> **Your goal**
Return the entries below verbatim, starting with the first line and ending with the line containing "svg-text:900-20-14: 900-20-14 [840, 468, 886, 479]", both ends included.
>> BEGIN Entries shown
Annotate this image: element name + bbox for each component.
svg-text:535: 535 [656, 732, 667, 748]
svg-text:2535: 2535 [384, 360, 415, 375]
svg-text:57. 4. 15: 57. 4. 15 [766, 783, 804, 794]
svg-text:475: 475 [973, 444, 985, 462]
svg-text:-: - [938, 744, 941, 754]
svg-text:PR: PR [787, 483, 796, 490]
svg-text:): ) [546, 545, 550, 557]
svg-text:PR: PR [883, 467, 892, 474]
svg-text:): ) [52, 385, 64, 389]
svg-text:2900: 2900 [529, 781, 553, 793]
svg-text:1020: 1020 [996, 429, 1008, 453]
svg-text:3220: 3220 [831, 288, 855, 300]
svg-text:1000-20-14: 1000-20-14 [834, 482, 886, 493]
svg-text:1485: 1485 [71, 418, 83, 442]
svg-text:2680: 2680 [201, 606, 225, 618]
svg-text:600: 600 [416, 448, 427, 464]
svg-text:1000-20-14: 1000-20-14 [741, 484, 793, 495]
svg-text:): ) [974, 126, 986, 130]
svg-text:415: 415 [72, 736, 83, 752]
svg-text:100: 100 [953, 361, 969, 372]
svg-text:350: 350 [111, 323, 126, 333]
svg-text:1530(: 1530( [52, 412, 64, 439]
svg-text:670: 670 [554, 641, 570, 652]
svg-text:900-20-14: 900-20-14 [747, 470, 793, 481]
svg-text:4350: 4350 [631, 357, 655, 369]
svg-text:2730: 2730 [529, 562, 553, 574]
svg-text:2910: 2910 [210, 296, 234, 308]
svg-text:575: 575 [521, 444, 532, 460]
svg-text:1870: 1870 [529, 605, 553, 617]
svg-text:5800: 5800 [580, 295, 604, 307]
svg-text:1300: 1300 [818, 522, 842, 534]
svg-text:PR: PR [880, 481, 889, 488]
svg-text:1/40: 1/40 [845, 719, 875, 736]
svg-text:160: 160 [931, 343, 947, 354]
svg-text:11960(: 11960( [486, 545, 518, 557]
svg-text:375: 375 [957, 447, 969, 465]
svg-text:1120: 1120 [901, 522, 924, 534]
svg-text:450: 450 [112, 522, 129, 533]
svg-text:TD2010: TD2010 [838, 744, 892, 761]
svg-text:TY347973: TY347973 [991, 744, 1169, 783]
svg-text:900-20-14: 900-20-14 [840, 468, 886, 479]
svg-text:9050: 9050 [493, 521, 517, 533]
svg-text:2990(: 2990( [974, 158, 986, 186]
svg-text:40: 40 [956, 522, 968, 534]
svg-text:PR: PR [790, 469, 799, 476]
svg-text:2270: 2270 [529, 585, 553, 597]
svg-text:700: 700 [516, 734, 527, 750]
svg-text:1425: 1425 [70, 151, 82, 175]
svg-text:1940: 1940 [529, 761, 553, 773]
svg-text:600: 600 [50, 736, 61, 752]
>> END Entries shown
> **Exercise result**
Annotate this image: element name + bbox for each component.
svg-text:535: 535 [656, 732, 667, 748]
svg-text:2535: 2535 [384, 360, 415, 375]
svg-text:57. 4. 15: 57. 4. 15 [766, 783, 804, 794]
svg-text:475: 475 [973, 444, 985, 462]
svg-text:-: - [938, 744, 941, 754]
svg-text:PR: PR [787, 483, 796, 490]
svg-text:): ) [546, 545, 550, 557]
svg-text:PR: PR [883, 467, 892, 474]
svg-text:): ) [52, 385, 64, 389]
svg-text:2900: 2900 [529, 781, 553, 793]
svg-text:1020: 1020 [996, 429, 1008, 453]
svg-text:3220: 3220 [831, 288, 855, 300]
svg-text:1000-20-14: 1000-20-14 [834, 482, 886, 493]
svg-text:1485: 1485 [71, 418, 83, 442]
svg-text:2680: 2680 [201, 606, 225, 618]
svg-text:600: 600 [416, 448, 427, 464]
svg-text:1000-20-14: 1000-20-14 [741, 484, 793, 495]
svg-text:): ) [974, 126, 986, 130]
svg-text:415: 415 [72, 736, 83, 752]
svg-text:100: 100 [953, 361, 969, 372]
svg-text:350: 350 [111, 323, 126, 333]
svg-text:1530(: 1530( [52, 412, 64, 439]
svg-text:670: 670 [554, 641, 570, 652]
svg-text:900-20-14: 900-20-14 [747, 470, 793, 481]
svg-text:4350: 4350 [631, 357, 655, 369]
svg-text:2730: 2730 [529, 562, 553, 574]
svg-text:2910: 2910 [210, 296, 234, 308]
svg-text:575: 575 [521, 444, 532, 460]
svg-text:1870: 1870 [529, 605, 553, 617]
svg-text:5800: 5800 [580, 295, 604, 307]
svg-text:1300: 1300 [818, 522, 842, 534]
svg-text:PR: PR [880, 481, 889, 488]
svg-text:1/40: 1/40 [845, 719, 875, 736]
svg-text:160: 160 [931, 343, 947, 354]
svg-text:11960(: 11960( [486, 545, 518, 557]
svg-text:375: 375 [957, 447, 969, 465]
svg-text:1120: 1120 [901, 522, 924, 534]
svg-text:450: 450 [112, 522, 129, 533]
svg-text:TD2010: TD2010 [838, 744, 892, 761]
svg-text:TY347973: TY347973 [991, 744, 1169, 783]
svg-text:900-20-14: 900-20-14 [840, 468, 886, 479]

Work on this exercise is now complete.